Exactly reproduce the lines from the line that has "Read this page and output its text content." down to the last line of the entries, inclusive.

[Collection entries]
---+---

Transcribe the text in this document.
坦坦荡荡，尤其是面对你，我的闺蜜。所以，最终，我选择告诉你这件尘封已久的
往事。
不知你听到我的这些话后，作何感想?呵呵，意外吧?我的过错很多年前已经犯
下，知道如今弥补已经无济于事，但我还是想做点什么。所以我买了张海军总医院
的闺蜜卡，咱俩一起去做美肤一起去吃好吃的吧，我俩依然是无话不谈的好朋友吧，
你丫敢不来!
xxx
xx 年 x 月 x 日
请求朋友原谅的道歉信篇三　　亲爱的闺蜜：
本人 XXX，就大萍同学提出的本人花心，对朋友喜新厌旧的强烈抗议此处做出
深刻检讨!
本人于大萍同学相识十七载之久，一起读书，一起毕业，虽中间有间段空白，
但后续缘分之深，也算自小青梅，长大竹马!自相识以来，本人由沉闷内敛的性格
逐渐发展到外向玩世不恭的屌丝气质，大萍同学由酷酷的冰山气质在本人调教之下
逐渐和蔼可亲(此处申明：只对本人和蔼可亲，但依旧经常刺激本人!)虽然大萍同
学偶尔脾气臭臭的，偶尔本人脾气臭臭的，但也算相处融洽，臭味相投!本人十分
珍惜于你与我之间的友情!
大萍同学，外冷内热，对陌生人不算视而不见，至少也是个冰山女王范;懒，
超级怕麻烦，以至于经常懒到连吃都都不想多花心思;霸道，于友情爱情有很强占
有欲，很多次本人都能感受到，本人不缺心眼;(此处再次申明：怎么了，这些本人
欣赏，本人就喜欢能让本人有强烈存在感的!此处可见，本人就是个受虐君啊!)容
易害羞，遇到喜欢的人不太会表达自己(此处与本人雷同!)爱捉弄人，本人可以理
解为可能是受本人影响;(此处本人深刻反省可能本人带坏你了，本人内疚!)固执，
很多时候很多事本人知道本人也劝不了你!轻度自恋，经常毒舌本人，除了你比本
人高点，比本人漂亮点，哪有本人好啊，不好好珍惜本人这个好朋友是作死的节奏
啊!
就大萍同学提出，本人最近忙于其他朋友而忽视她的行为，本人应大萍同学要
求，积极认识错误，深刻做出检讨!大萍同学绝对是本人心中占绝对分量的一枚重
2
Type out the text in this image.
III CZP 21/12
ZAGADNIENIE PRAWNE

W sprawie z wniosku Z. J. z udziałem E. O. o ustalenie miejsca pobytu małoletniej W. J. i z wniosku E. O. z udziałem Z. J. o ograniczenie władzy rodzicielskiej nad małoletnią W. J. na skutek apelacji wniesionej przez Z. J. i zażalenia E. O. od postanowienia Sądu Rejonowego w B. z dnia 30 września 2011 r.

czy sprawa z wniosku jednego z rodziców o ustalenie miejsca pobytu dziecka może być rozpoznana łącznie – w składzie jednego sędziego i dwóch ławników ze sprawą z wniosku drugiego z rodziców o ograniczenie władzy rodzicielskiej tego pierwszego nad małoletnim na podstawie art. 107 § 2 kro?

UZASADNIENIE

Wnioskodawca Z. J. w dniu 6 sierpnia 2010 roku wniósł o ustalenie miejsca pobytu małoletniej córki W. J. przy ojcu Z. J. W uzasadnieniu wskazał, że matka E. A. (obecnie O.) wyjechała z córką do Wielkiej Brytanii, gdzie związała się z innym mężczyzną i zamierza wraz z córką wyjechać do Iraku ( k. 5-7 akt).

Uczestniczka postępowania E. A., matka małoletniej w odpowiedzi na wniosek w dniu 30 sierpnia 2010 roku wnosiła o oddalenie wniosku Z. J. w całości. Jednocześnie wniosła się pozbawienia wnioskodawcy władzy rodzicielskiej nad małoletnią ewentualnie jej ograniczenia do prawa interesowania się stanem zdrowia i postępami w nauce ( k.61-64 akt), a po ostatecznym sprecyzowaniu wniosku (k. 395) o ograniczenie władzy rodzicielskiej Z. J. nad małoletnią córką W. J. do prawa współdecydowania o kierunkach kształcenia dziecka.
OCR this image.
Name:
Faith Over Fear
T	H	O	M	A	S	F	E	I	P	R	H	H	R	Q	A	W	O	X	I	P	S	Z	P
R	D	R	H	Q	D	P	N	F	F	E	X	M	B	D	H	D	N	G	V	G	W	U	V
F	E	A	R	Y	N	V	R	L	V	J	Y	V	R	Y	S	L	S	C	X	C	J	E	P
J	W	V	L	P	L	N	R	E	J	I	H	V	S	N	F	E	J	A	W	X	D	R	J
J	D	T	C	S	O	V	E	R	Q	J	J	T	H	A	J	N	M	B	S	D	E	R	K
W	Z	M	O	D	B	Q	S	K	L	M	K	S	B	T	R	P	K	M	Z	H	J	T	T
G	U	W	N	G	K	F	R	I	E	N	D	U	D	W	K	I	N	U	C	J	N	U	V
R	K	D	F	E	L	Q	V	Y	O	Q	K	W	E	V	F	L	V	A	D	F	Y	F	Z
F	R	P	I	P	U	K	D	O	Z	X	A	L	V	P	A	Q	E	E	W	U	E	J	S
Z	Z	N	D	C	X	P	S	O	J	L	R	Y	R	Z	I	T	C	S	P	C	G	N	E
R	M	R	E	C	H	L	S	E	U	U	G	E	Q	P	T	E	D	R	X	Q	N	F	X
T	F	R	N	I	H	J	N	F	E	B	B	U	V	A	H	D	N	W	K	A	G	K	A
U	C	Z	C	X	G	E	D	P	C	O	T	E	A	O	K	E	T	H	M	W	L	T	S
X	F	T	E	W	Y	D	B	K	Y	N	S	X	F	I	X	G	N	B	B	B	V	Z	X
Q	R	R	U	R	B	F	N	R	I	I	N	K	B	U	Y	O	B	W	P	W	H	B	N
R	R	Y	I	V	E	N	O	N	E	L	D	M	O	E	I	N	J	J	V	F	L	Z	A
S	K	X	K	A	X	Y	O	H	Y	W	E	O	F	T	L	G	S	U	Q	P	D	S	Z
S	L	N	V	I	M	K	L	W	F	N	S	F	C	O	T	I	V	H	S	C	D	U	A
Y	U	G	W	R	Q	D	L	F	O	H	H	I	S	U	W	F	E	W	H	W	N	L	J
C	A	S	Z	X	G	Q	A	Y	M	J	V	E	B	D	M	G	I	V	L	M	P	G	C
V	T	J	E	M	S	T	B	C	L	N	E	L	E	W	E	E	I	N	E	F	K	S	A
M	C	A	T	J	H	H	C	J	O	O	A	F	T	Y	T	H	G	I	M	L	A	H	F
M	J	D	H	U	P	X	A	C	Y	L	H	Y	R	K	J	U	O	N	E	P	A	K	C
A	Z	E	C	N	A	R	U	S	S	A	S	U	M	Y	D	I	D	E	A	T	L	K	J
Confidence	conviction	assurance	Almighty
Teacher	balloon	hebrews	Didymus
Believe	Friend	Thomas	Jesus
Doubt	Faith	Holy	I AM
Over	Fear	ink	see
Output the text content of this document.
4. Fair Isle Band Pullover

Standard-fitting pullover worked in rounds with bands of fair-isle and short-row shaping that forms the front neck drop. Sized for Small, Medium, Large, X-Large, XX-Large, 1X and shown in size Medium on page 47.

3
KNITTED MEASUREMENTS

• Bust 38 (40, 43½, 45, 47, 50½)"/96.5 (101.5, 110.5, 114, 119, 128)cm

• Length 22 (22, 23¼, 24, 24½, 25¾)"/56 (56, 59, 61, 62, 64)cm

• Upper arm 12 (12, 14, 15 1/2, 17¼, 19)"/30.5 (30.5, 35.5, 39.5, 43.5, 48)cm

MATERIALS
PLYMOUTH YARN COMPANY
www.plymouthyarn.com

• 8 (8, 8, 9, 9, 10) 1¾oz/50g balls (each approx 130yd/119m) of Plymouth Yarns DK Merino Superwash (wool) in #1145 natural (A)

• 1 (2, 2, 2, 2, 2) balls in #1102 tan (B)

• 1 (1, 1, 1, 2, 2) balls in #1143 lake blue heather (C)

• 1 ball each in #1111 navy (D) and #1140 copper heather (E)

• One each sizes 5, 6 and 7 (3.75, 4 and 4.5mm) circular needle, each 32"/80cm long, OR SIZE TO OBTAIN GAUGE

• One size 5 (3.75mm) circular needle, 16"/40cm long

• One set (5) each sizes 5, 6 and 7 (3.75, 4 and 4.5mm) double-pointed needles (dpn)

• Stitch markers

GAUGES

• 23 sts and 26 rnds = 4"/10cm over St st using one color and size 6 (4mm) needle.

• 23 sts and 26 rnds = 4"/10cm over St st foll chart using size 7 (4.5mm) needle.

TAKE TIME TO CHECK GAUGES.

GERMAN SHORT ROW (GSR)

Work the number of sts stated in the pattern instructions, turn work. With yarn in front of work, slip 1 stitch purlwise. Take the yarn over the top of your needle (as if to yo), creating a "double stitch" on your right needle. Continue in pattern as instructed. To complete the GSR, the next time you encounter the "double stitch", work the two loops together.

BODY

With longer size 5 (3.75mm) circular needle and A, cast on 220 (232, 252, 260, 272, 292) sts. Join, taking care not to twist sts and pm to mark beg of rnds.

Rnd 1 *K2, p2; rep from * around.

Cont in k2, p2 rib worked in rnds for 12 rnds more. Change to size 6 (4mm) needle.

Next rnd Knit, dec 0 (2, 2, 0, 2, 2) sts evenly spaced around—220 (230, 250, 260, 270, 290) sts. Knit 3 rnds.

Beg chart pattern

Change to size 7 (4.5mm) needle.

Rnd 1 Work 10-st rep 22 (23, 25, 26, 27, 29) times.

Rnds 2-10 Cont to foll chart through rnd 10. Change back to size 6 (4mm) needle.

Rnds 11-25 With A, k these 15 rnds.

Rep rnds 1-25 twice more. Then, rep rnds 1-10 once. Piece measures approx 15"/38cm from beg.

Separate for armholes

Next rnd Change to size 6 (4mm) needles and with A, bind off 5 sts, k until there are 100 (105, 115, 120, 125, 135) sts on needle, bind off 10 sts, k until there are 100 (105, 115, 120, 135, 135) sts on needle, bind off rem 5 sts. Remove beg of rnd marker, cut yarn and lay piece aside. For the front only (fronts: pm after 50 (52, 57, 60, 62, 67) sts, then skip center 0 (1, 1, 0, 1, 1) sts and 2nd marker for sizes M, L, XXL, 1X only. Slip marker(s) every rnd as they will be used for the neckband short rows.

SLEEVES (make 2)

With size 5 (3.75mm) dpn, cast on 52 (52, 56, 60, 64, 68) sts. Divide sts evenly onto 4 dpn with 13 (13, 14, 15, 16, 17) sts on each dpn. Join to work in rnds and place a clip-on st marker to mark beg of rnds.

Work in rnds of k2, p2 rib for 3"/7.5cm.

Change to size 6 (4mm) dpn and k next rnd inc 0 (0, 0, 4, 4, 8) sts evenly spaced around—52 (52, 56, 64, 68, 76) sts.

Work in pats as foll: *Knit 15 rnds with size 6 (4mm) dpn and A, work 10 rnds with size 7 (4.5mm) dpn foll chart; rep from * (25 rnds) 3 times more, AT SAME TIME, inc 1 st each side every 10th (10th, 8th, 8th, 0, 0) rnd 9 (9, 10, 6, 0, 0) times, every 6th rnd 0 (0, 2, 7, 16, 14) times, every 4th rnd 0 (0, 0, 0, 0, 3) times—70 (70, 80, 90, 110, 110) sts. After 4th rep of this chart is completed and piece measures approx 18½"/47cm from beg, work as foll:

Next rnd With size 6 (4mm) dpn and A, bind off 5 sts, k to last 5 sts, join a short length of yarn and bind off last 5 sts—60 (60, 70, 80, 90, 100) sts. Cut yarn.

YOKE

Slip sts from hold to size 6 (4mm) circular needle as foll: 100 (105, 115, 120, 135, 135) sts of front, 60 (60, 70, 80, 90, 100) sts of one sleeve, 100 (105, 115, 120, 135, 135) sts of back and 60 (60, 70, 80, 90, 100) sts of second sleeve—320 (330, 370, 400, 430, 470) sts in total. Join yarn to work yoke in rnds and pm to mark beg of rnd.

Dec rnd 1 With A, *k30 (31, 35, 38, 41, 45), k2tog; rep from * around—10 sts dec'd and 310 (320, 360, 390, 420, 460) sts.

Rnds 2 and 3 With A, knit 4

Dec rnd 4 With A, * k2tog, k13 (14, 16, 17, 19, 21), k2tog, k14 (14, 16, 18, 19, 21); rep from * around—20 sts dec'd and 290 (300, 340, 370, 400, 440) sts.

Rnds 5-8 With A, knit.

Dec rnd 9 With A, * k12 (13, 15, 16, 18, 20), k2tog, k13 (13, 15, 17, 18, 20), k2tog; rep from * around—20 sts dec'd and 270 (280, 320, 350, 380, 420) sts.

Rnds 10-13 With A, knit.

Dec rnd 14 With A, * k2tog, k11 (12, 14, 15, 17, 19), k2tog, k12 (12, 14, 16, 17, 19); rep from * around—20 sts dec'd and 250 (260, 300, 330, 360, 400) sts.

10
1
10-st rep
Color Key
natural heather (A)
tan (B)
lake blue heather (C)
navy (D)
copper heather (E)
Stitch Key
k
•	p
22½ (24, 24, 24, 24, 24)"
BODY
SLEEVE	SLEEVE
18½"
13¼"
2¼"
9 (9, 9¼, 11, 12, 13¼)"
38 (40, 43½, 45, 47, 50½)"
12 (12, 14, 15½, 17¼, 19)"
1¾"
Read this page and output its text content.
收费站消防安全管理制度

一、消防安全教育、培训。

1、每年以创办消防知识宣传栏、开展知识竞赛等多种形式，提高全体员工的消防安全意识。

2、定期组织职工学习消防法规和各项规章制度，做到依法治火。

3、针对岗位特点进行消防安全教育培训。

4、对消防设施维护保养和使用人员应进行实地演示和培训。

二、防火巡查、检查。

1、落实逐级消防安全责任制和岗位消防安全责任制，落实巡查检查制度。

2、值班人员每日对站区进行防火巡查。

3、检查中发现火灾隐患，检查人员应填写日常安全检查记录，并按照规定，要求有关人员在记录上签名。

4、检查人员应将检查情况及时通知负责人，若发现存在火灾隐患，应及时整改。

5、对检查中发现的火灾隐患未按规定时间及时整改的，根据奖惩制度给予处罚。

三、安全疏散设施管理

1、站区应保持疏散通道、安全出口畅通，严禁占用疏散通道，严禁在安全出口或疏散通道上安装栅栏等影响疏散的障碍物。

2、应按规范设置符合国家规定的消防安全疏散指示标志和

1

---+---

→ Output below:
Read this page and output its text content.
收费站消防安全管理制度

一、消防安全教育、培训。

1、每年以创办消防知识宣传栏、开展知识竞赛等多种形式，提高全体员工的消防安全意识。

2、定期组织职工学习消防法规和各项规章制度，做到依法治火。

3、针对岗位特点进行消防安全教育培训。

4、对消防设施维护保养和使用人员应进行实地演示和培训。

二、防火巡查、检查。

1、落实逐级消防安全责任制和岗位消防安全责任制，落实巡查检查制度。

2、值班人员每日对站区进行防火巡查。

3、检查中发现火灾隐患，检查人员应填写日常安全检查记录，并按照规定，要求有关人员在记录上签名。

4、检查人员应将检查情况及时通知负责人，若发现存在火灾隐患，应及时整改。

5、对检查中发现的火灾隐患未按规定时间及时整改的，根据奖惩制度给予处罚。

三、安全疏散设施管理

1、站区应保持疏散通道、安全出口畅通，严禁占用疏散通道，严禁在安全出口或疏散通道上安装栅栏等影响疏散的障碍物。

2、应按规范设置符合国家规定的消防安全疏散指示标志和

1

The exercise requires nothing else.